Write out the material word for word, from its first line through the line that contains "x-tick-label: BMSCs & Herpetin bbox=[1666, 571, 1788, 693]".

(Bounding box entries)

○ ○ ○ ○

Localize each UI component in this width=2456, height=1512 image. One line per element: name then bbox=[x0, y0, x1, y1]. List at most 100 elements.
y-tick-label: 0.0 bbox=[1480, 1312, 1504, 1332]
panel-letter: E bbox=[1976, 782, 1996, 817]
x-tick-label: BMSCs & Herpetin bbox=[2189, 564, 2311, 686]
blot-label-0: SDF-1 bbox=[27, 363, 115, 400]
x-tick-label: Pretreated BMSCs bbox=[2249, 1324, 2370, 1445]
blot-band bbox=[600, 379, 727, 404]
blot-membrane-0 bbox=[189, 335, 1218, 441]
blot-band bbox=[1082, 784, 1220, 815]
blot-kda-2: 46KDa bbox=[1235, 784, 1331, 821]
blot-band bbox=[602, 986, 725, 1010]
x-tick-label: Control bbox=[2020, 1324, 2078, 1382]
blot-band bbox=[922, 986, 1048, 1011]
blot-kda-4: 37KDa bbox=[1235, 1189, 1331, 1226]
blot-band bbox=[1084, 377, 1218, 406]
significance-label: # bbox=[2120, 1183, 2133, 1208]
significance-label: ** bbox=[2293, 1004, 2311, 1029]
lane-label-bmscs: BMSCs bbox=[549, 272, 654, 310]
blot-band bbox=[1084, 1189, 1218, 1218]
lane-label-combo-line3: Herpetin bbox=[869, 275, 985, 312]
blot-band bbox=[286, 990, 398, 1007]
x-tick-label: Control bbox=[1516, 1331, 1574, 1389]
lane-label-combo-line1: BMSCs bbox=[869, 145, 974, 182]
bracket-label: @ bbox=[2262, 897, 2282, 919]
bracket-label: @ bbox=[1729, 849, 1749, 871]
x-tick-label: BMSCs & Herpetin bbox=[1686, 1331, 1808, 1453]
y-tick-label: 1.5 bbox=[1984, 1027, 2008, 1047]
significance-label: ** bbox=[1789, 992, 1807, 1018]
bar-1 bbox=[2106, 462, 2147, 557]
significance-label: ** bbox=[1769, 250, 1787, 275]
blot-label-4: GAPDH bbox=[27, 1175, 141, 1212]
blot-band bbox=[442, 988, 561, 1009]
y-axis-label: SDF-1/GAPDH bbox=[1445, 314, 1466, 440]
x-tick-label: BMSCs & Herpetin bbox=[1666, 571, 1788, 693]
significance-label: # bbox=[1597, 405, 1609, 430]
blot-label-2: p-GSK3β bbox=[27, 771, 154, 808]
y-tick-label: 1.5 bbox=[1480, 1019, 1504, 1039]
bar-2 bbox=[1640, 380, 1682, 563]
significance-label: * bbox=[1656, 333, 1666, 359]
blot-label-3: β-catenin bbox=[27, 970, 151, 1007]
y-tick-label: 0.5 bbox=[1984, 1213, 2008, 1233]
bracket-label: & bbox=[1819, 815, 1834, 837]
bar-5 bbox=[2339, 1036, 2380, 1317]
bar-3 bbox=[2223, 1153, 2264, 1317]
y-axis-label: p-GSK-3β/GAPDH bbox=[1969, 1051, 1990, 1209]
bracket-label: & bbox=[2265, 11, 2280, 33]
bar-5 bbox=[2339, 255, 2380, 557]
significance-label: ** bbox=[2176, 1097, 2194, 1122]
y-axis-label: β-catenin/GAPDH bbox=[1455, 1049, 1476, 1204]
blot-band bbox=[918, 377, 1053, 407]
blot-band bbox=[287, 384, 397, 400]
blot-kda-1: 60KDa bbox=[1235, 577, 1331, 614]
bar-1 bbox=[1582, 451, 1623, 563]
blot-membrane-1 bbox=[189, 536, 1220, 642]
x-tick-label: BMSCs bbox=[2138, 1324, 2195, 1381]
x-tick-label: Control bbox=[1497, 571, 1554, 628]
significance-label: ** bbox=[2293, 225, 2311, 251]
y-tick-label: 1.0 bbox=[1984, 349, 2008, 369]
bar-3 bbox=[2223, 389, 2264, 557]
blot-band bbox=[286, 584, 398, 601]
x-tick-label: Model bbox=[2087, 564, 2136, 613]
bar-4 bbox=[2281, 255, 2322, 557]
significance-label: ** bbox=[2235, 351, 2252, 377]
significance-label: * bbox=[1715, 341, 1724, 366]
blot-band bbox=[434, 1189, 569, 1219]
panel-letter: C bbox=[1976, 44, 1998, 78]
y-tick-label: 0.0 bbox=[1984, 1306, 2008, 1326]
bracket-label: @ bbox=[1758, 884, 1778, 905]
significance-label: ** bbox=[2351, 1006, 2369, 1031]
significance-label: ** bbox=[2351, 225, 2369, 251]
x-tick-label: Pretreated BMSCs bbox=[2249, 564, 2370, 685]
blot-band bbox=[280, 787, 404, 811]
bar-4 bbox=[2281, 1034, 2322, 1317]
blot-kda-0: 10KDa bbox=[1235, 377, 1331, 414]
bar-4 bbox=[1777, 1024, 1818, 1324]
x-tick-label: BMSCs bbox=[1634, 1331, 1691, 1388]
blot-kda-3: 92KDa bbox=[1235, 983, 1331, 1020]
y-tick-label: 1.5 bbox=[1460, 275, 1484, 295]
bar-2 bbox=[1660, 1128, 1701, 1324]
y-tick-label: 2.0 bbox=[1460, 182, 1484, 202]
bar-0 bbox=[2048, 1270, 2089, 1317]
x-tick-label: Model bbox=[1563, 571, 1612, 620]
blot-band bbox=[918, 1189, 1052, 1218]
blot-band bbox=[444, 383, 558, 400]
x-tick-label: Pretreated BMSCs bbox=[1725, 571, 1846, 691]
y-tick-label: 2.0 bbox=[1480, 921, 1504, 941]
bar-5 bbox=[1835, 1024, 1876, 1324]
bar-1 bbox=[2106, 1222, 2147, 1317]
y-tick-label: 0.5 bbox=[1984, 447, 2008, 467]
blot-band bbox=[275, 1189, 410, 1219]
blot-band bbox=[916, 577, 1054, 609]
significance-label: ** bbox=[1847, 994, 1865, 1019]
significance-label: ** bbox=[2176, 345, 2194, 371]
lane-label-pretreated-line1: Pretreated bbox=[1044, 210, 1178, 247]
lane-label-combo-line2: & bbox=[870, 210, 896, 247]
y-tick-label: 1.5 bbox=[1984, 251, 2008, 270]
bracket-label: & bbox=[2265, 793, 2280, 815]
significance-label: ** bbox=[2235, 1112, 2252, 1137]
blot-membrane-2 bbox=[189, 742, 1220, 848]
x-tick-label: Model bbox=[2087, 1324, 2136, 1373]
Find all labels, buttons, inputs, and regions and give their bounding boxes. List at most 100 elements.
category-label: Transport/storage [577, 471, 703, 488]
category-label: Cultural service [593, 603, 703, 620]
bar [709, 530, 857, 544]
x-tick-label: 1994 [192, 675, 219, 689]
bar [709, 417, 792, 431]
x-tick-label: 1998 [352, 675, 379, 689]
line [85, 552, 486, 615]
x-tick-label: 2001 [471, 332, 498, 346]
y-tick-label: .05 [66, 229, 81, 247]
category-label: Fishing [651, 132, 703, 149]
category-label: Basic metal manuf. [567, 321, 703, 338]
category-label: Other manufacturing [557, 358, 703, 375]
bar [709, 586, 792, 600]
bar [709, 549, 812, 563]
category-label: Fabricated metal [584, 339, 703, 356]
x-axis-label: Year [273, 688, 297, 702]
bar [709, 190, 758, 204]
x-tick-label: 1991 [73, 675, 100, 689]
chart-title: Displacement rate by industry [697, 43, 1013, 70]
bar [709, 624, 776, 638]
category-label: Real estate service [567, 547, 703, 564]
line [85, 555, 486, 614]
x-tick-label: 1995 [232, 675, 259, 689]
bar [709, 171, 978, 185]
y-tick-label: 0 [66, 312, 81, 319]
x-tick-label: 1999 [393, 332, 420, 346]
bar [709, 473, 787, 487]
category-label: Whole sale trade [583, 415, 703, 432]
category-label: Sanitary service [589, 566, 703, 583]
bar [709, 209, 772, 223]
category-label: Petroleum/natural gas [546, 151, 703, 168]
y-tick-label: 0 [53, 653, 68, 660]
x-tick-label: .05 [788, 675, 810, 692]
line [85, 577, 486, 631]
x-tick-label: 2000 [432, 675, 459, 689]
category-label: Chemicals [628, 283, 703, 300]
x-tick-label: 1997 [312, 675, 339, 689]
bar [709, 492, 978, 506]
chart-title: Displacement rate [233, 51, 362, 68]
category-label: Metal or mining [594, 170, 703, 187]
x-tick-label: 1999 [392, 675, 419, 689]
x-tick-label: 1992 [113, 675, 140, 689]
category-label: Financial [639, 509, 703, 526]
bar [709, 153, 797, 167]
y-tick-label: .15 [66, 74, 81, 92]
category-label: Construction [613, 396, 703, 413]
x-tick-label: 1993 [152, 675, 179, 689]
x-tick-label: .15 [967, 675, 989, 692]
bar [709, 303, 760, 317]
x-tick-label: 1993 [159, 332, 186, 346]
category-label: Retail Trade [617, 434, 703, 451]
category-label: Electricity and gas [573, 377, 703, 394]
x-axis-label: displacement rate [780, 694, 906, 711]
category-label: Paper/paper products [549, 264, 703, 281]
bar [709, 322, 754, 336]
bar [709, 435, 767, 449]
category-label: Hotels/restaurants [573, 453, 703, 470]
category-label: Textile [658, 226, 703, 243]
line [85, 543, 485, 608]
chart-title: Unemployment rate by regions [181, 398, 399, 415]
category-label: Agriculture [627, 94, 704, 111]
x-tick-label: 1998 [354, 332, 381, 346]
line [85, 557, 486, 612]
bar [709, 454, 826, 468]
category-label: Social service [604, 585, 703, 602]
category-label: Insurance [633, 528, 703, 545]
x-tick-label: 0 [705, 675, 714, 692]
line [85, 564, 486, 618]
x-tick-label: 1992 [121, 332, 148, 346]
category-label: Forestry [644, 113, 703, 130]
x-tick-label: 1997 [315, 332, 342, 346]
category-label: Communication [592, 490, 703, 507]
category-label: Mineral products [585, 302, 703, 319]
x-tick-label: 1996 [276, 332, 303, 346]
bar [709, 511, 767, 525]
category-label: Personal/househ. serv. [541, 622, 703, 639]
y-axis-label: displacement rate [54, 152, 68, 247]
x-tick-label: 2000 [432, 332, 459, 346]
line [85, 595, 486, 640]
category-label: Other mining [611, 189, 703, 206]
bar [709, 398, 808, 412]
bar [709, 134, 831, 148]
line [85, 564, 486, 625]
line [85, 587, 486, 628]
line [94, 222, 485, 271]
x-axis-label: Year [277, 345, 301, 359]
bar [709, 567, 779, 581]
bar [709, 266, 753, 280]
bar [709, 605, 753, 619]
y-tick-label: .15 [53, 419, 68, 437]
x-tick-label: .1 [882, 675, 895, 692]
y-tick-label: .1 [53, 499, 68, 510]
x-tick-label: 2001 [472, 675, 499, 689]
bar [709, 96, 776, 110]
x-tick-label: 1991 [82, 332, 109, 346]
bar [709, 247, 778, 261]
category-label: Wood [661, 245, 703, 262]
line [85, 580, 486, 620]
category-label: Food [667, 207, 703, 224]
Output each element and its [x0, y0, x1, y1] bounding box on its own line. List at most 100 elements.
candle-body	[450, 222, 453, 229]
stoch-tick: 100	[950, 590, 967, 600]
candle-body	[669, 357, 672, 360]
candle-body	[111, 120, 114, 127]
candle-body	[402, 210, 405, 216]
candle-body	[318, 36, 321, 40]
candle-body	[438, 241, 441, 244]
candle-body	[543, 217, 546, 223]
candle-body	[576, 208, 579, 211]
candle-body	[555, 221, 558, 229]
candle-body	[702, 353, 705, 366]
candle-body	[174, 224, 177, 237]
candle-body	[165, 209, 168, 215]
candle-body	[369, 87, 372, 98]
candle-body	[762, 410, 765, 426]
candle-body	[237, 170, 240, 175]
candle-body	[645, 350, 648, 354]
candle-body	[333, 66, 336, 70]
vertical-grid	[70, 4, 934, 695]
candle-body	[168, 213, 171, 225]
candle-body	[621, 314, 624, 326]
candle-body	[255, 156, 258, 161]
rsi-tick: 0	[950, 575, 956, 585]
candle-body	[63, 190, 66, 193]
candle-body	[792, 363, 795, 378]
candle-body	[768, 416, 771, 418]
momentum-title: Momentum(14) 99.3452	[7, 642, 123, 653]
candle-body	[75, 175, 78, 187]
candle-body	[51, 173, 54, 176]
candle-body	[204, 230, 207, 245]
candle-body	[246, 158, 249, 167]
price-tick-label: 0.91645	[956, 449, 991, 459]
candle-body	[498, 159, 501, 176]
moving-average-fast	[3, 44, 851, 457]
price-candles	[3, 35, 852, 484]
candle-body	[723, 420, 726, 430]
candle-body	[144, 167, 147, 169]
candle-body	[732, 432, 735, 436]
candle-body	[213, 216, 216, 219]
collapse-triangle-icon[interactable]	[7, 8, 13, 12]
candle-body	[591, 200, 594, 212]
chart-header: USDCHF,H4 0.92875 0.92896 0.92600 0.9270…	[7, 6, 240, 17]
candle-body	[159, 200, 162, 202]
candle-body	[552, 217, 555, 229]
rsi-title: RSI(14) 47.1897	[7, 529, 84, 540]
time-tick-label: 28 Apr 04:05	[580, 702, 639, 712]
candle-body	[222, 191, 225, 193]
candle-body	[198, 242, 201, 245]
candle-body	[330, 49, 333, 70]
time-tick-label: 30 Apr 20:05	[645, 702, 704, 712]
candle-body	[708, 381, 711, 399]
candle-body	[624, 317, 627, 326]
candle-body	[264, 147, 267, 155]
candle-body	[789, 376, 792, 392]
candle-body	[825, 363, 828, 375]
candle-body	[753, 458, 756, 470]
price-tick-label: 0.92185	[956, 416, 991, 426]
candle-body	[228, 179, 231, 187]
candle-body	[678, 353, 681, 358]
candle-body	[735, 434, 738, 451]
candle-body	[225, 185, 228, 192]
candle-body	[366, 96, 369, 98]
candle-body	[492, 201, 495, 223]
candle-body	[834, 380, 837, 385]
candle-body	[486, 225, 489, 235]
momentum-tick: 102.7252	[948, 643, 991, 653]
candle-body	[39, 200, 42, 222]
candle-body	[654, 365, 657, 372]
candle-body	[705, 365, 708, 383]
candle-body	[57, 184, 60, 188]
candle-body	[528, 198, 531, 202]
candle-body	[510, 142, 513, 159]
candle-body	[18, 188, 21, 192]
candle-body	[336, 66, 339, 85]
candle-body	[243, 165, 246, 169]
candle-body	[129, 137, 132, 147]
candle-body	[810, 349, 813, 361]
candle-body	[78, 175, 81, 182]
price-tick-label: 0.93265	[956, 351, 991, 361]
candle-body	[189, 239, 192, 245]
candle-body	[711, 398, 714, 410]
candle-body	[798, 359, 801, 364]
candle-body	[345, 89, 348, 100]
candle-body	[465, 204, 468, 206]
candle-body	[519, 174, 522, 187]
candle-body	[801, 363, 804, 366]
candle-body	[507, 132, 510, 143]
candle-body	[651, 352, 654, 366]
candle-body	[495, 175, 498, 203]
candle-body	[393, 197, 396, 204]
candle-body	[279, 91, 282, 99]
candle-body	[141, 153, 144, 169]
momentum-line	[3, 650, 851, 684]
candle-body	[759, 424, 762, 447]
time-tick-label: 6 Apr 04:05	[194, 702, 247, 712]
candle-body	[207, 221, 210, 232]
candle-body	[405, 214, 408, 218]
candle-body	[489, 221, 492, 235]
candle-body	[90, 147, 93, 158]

○ ○ ○ ○

> [Worked answer]:
Localize each UI component in this width=2456, height=1512 image. One line per element: name then bbox=[x0, y0, x1, y1]. List at most 100 elements.
y-tick-label: 0.0 bbox=[1480, 1312, 1504, 1332]
panel-letter: E bbox=[1976, 782, 1996, 817]
x-tick-label: BMSCs & Herpetin bbox=[2189, 564, 2311, 686]
blot-label-0: SDF-1 bbox=[27, 363, 115, 400]
x-tick-label: Pretreated BMSCs bbox=[2249, 1324, 2370, 1445]
blot-band bbox=[600, 379, 727, 404]
blot-membrane-0 bbox=[189, 335, 1218, 441]
blot-band bbox=[1082, 784, 1220, 815]
blot-kda-2: 46KDa bbox=[1235, 784, 1331, 821]
blot-band bbox=[602, 986, 725, 1010]
x-tick-label: Control bbox=[2020, 1324, 2078, 1382]
blot-band bbox=[922, 986, 1048, 1011]
blot-kda-4: 37KDa bbox=[1235, 1189, 1331, 1226]
blot-band bbox=[1084, 377, 1218, 406]
significance-label: # bbox=[2120, 1183, 2133, 1208]
significance-label: ** bbox=[2293, 1004, 2311, 1029]
lane-label-bmscs: BMSCs bbox=[549, 272, 654, 310]
blot-band bbox=[1084, 1189, 1218, 1218]
lane-label-combo-line3: Herpetin bbox=[869, 275, 985, 312]
blot-band bbox=[286, 990, 398, 1007]
x-tick-label: Control bbox=[1516, 1331, 1574, 1389]
lane-label-combo-line1: BMSCs bbox=[869, 145, 974, 182]
bracket-label: @ bbox=[2262, 897, 2282, 919]
bracket-label: @ bbox=[1729, 849, 1749, 871]
x-tick-label: BMSCs & Herpetin bbox=[1686, 1331, 1808, 1453]
y-tick-label: 1.5 bbox=[1984, 1027, 2008, 1047]
significance-label: ** bbox=[1789, 992, 1807, 1018]
bar-1 bbox=[2106, 462, 2147, 557]
significance-label: ** bbox=[1769, 250, 1787, 275]
blot-label-4: GAPDH bbox=[27, 1175, 141, 1212]
blot-band bbox=[442, 988, 561, 1009]
y-axis-label: SDF-1/GAPDH bbox=[1445, 314, 1466, 440]
x-tick-label: BMSCs & Herpetin bbox=[1666, 571, 1788, 693]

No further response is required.